▶ **TEXTE À LIRE**
▼▼▼

À un mois des longues vacances d’été, le nombre de manifestants ce 6 juin contre la réforme des retraites est en recul par rapport au 1er mai. Une décrue qui pourrait marquer la fin du cycle retraite tel que nous l’avons connu depuis cinq mois. Reste que les 250 manifestations du jour traduisent une colère persistante, qui pourrait rebondir plus tard, ou vers d’autres combats sociaux.
La mobilisation est en baisse, il ne sert à rien de le nier. Sans connaître encore les chiffres définitifs des syndicats ou du ministère de l’Intérieur à l’heure où nous écrivons, cette journée sera l’une des plus petites des 14 journées de mobilisation depuis le 19 janvier. Sans être négligeable pour autant, surtout en considérant que la loi a été promulguée il y a déjà 53 jours, le 14 avril. Le découragement d’une partie des opposants à la réforme aurait pu intervenir plus tôt : à aucun moment le pouvoir n’a laissé apparaître le signe qu’il comptait reculer, même au plus fort de la tempête sociale.

▲▲▲

▶ **PARTIE DONNÉES**
▼▼▼

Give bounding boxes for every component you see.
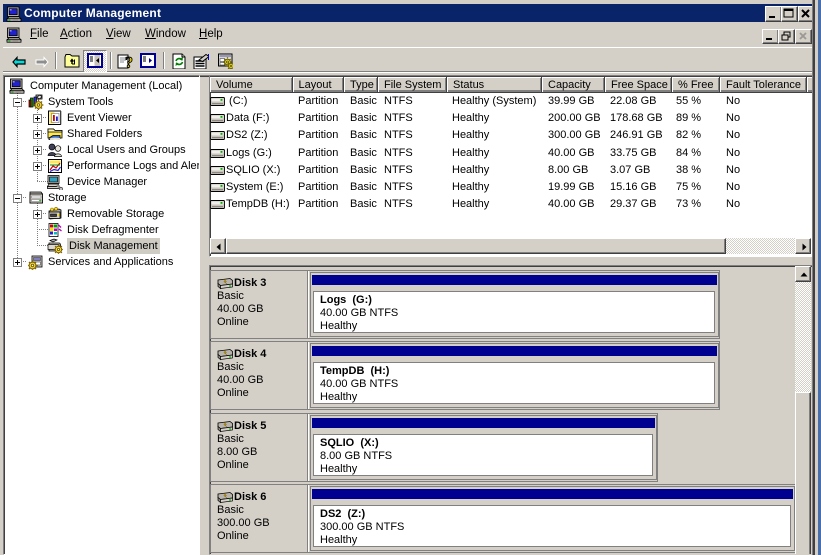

▲▲▲

▶ **TÂCHES À FAIRE**
1 > D'après le texte sur les manifestations contre la réforme des retraites, à quelle date la loi a-t-elle été promulguée ?
2 > Traduisez en anglais cette phrase du texte sur les manifestations contre la réforme des retraites : « La mobilisation est en baisse, il ne sert à rien de le nier. »
3 > Poursuivez le texte sur les manifestations contre la réforme des retraites en reprenant juste après sa dernière phrase.

▶ **LES RÉPONSES**
1 > Le 14 avril.

2 > The mobilization is declining; there is no point in denying it.

3 >
Ce mardi, le nombre de manifestants est en recul par rapport au 1er mai historique connu un mois plus tôt. De deux à quatre fois moins, selon les villes. De source syndicale, 20 000 personnes ont défilé dans les rues de Nantes, contre 80 000 annoncées le 1er mai. 27 000 à Lyon (8000 selon la préfecture), au lieu de 45 000 le 1er mai. Ou encore 50 000 à Toulouse (8000 selon la police) contre 100 000 annoncé par la CGT la fois précédente.
À Grenoble, les syndicats dénombrent 10 000 au lieu de 38 000 il y a plus d’un mois ; 5 000 contre 20 000 à Orléans. De même à Saint-Nazaire, la presse a compté 4 000 manifestants ce 6 juin, quand elle en avait vu 12 000 le 1er mai. Et ainsi de suite : à Montpellier, 2500 manifestants contre 8 000 (selon la police), 6 500 à Caen au lieu de 16 300, ou encore 5 550 à Rennes contre 7850 pour la journée de lutte des travailleurs.
Enfin, à Paris, la CGT annonce 300 000 manifestants ce mardi. Elle en avait annoncé 550 000 le 1er mai.
Taux de grève bas, sauf dans l’aérien
Les quelques chiffres de grève connus sont également d’un bas niveau. À l’exception de l’aérien : un tiers des vols ont été annulés à Orly, et un vol sur cinq dans les aéroports de Lyon, Marseille, Nice, Toulouse, Bordeaux et Nantes. À la SNCF, le trafic est « très légèrement perturbé » selon la direction qui dénombre 9 trains sur 10 en circulation en moyenne sur l’ensemble du territoire.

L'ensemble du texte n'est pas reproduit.